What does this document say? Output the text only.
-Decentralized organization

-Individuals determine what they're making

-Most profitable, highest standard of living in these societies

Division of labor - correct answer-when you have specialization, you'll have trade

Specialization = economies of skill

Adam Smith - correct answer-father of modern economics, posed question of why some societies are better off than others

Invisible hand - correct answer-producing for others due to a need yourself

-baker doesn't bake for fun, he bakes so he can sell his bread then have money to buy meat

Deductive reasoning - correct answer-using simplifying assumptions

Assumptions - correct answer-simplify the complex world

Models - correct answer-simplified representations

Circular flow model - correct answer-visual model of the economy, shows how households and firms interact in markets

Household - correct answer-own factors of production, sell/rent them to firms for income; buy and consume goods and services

****

#### WORK REQUIRED:
Give a word-for-word copy of the records.

#### SOLUTION TO THIS EXERCISE:
What does this document say? Output the text only.
-Decentralized organization

-Individuals determine what they're making

-Most profitable, highest standard of living in these societies

Division of labor - correct answer-when you have specialization, you'll have trade

Specialization = economies of skill

Adam Smith - correct answer-father of modern economics, posed question of why some societies are better off than others

Invisible hand - correct answer-producing for others due to a need yourself

-baker doesn't bake for fun, he bakes so he can sell his bread then have money to buy meat

Deductive reasoning - correct answer-using simplifying assumptions

Assumptions - correct answer-simplify the complex world

Models - correct answer-simplified representations

Circular flow model - correct answer-visual model of the economy, shows how households and firms interact in markets

Household - correct answer-own factors of production, sell/rent them to firms for income; buy and consume goods and services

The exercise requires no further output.